··· RECORD EXTRACTS ···

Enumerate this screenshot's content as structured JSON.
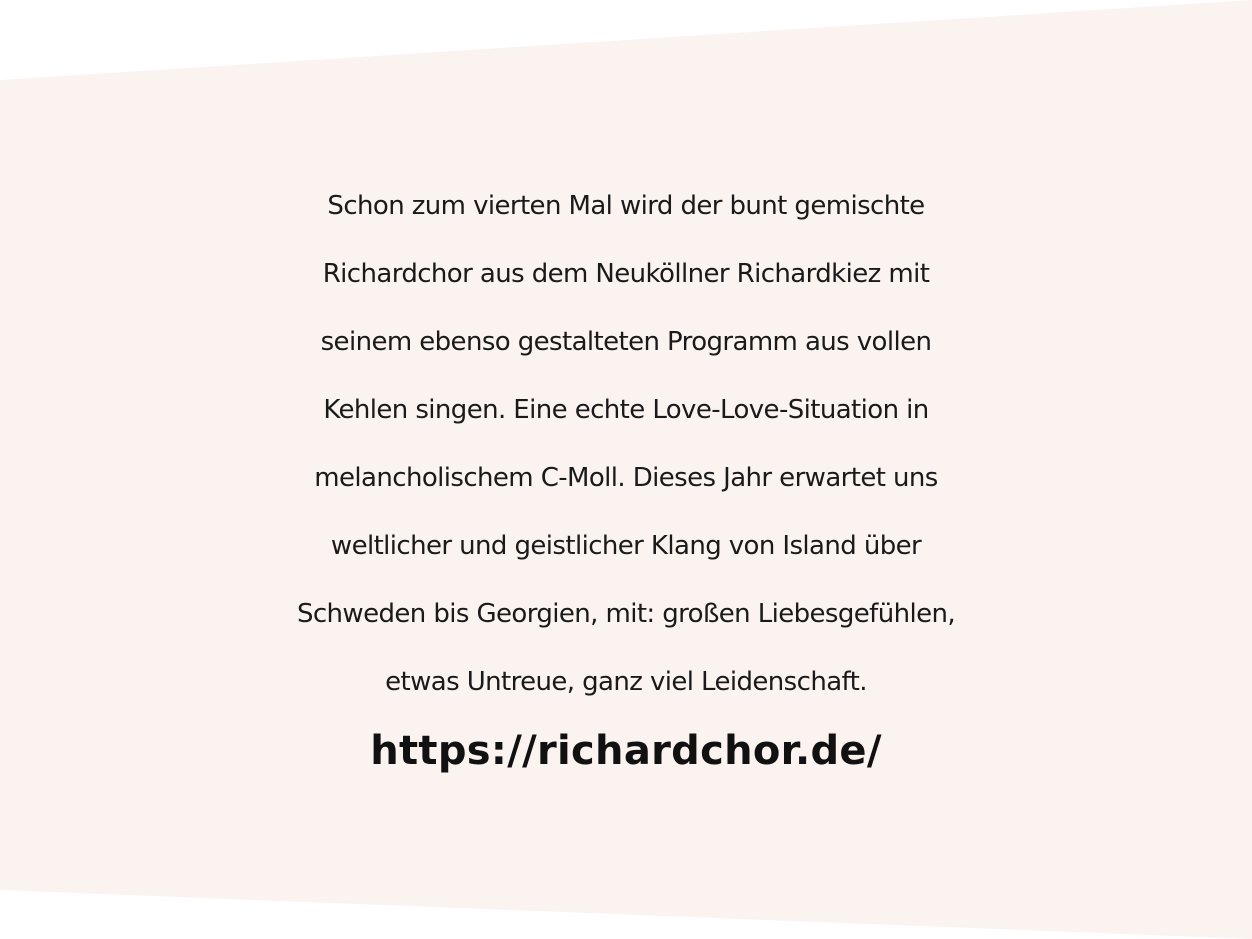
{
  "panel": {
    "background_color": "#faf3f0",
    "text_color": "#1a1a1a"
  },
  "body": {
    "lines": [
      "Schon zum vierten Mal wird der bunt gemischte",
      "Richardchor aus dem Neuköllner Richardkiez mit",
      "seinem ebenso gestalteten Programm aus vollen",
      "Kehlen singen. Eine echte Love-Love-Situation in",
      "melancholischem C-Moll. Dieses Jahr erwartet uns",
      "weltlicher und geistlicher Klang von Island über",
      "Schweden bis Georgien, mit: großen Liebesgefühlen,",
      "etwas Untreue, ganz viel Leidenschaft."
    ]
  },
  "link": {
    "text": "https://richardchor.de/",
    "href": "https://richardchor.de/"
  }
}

···

AIM OF THE TASK
Pull out each line of the records holding the string "https".

RESPONSE TO THIS TASK
    "text": "https://richardchor.de/",
    "href": "https://richardchor.de/"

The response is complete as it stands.